## [What you will do]
For the entries that follow, tally the lines holding the string "Black". Give the total and nothing else.

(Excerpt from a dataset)
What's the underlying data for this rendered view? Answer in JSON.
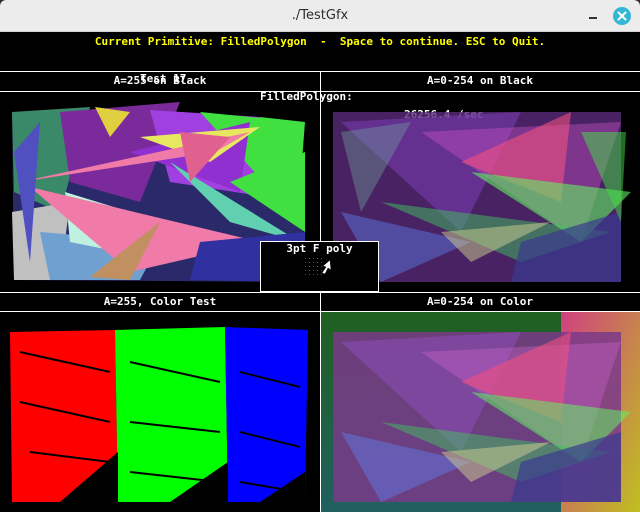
{
  "window": {
    "title": "./TestGfx"
  },
  "status_line": "Current Primitive: FilledPolygon  -  Space to continue. ESC to Quit.",
  "perf": {
    "test": "Test 17",
    "primitive": "FilledPolygon:",
    "rate": "26256.4 /sec"
  },
  "quadrants": {
    "top_left": "A=255 on Black",
    "top_right": "A=0-254 on Black",
    "bottom_left": "A=255, Color Test",
    "bottom_right": "A=0-254 on Color"
  },
  "probe": {
    "label": "3pt F poly"
  },
  "colors": {
    "status": "#ffff00",
    "text": "#ffffff",
    "close_button": "#35b6d6",
    "titlebar": "#ececec"
  },
  "icons": [
    "minimize-icon",
    "close-icon",
    "mouse-cursor-icon"
  ]
}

## [Answer to the task]
2